▶ [PROMPT]
Output the records. Match them exactly.

▶ [THE DATA]

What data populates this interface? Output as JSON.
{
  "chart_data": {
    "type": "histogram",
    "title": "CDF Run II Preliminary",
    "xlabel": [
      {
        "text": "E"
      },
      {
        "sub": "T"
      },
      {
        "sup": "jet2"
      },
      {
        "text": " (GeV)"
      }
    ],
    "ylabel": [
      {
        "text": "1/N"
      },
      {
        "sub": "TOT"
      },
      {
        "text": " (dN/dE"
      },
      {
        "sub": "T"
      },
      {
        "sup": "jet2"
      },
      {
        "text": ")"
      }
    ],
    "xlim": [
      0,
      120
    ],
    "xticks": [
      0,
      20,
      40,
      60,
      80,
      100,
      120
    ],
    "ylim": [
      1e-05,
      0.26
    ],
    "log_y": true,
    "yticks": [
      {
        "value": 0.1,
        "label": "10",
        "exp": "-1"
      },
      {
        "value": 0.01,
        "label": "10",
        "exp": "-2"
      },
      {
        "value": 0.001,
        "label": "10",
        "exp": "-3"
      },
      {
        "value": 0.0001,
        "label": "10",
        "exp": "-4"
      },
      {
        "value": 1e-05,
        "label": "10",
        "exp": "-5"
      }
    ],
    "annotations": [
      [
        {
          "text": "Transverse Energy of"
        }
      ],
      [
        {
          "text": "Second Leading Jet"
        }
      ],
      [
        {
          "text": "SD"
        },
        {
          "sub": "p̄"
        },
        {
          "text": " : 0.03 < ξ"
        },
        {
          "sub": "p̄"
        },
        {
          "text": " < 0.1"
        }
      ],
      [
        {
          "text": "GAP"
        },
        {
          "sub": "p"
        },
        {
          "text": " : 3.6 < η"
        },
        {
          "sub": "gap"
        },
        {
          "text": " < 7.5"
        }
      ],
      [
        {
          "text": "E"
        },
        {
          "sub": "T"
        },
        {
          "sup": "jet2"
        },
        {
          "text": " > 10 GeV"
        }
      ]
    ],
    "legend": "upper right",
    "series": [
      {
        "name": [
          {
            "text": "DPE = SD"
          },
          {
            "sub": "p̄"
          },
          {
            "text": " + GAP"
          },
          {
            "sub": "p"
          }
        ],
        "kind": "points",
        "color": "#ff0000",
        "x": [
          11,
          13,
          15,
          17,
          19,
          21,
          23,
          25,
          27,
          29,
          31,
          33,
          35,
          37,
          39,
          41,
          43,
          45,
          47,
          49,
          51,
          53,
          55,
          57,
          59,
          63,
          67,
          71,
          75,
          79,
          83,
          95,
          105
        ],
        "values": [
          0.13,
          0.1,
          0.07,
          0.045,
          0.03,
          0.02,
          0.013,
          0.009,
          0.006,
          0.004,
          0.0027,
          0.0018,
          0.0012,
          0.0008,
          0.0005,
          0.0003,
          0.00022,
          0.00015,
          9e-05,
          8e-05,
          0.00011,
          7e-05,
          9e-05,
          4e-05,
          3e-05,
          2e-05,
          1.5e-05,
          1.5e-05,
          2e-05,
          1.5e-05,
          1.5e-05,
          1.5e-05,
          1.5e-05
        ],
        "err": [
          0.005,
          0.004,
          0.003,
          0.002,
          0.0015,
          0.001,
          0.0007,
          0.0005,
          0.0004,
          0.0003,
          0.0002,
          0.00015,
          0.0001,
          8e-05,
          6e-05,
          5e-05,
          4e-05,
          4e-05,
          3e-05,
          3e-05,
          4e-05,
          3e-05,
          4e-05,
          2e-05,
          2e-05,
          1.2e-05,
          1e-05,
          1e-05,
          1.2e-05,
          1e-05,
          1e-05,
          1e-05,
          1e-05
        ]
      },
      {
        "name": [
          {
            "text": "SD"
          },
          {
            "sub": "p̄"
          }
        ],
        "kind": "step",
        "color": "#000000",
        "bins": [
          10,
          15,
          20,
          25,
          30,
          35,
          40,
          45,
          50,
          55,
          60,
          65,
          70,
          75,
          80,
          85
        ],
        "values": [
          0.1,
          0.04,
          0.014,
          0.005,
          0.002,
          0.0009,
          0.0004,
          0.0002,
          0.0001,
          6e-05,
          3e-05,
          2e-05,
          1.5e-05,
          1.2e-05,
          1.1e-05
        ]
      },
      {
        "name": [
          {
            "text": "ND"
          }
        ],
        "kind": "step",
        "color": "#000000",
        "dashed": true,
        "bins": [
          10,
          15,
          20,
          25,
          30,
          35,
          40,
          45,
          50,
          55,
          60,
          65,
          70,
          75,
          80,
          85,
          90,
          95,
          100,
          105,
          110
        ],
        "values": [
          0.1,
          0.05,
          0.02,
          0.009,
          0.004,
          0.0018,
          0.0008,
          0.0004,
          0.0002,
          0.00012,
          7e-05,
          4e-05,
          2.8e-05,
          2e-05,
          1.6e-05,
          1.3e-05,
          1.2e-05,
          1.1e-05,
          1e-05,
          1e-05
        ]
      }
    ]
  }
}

▶ [FINISHED EXERCISE]
What data populates this interface? Output as JSON.
{
  "chart_data": {
    "type": "histogram",
    "title": "CDF Run II Preliminary",
    "xlabel": [
      {
        "text": "E"
      },
      {
        "sub": "T"
      },
      {
        "sup": "jet2"
      },
      {
        "text": " (GeV)"
      }
    ],
    "ylabel": [
      {
        "text": "1/N"
      },
      {
        "sub": "TOT"
      },
      {
        "text": " (dN/dE"
      },
      {
        "sub": "T"
      },
      {
        "sup": "jet2"
      },
      {
        "text": ")"
      }
    ],
    "xlim": [
      0,
      120
    ],
    "xticks": [
      0,
      20,
      40,
      60,
      80,
      100,
      120
    ],
    "ylim": [
      1e-05,
      0.26
    ],
    "log_y": true,
    "yticks": [
      {
        "value": 0.1,
        "label": "10",
        "exp": "-1"
      },
      {
        "value": 0.01,
        "label": "10",
        "exp": "-2"
      },
      {
        "value": 0.001,
        "label": "10",
        "exp": "-3"
      },
      {
        "value": 0.0001,
        "label": "10",
        "exp": "-4"
      },
      {
        "value": 1e-05,
        "label": "10",
        "exp": "-5"
      }
    ],
    "annotations": [
      [
        {
          "text": "Transverse Energy of"
        }
      ],
      [
        {
          "text": "Second Leading Jet"
        }
      ],
      [
        {
          "text": "SD"
        },
        {
          "sub": "p̄"
        },
        {
          "text": " : 0.03 < ξ"
        },
        {
          "sub": "p̄"
        },
        {
          "text": " < 0.1"
        }
      ],
      [
        {
          "text": "GAP"
        },
        {
          "sub": "p"
        },
        {
          "text": " : 3.6 < η"
        },
        {
          "sub": "gap"
        },
        {
          "text": " < 7.5"
        }
      ],
      [
        {
          "text": "E"
        },
        {
          "sub": "T"
        },
        {
          "sup": "jet2"
        },
        {
          "text": " > 10 GeV"
        }
      ]
    ],
    "legend": "upper right",
    "series": [
      {
        "name": [
          {
            "text": "DPE = SD"
          },
          {
            "sub": "p̄"
          },
          {
            "text": " + GAP"
          },
          {
            "sub": "p"
          }
        ],
        "kind": "points",
        "color": "#ff0000",
        "x": [
          11,
          13,
          15,
          17,
          19,
          21,
          23,
          25,
          27,
          29,
          31,
          33,
          35,
          37,
          39,
          41,
          43,
          45,
          47,
          49,
          51,
          53,
          55,
          57,
          59,
          63,
          67,
          71,
          75,
          79,
          83,
          95,
          105
        ],
        "values": [
          0.13,
          0.1,
          0.07,
          0.045,
          0.03,
          0.02,
          0.013,
          0.009,
          0.006,
          0.004,
          0.0027,
          0.0018,
          0.0012,
          0.0008,
          0.0005,
          0.0003,
          0.00022,
          0.00015,
          9e-05,
          8e-05,
          0.00011,
          7e-05,
          9e-05,
          4e-05,
          3e-05,
          2e-05,
          1.5e-05,
          1.5e-05,
          2e-05,
          1.5e-05,
          1.5e-05,
          1.5e-05,
          1.5e-05
        ],
        "err": [
          0.005,
          0.004,
          0.003,
          0.002,
          0.0015,
          0.001,
          0.0007,
          0.0005,
          0.0004,
          0.0003,
          0.0002,
          0.00015,
          0.0001,
          8e-05,
          6e-05,
          5e-05,
          4e-05,
          4e-05,
          3e-05,
          3e-05,
          4e-05,
          3e-05,
          4e-05,
          2e-05,
          2e-05,
          1.2e-05,
          1e-05,
          1e-05,
          1.2e-05,
          1e-05,
          1e-05,
          1e-05,
          1e-05
        ]
      },
      {
        "name": [
          {
            "text": "SD"
          },
          {
            "sub": "p̄"
          }
        ],
        "kind": "step",
        "color": "#000000",
        "bins": [
          10,
          15,
          20,
          25,
          30,
          35,
          40,
          45,
          50,
          55,
          60,
          65,
          70,
          75,
          80,
          85
        ],
        "values": [
          0.1,
          0.04,
          0.014,
          0.005,
          0.002,
          0.0009,
          0.0004,
          0.0002,
          0.0001,
          6e-05,
          3e-05,
          2e-05,
          1.5e-05,
          1.2e-05,
          1.1e-05
        ]
      },
      {
        "name": [
          {
            "text": "ND"
          }
        ],
        "kind": "step",
        "color": "#000000",
        "dashed": true,
        "bins": [
          10,
          15,
          20,
          25,
          30,
          35,
          40,
          45,
          50,
          55,
          60,
          65,
          70,
          75,
          80,
          85,
          90,
          95,
          100,
          105,
          110
        ],
        "values": [
          0.1,
          0.05,
          0.02,
          0.009,
          0.004,
          0.0018,
          0.0008,
          0.0004,
          0.0002,
          0.00012,
          7e-05,
          4e-05,
          2.8e-05,
          2e-05,
          1.6e-05,
          1.3e-05,
          1.2e-05,
          1.1e-05,
          1e-05,
          1e-05
        ]
      }
    ]
  }
}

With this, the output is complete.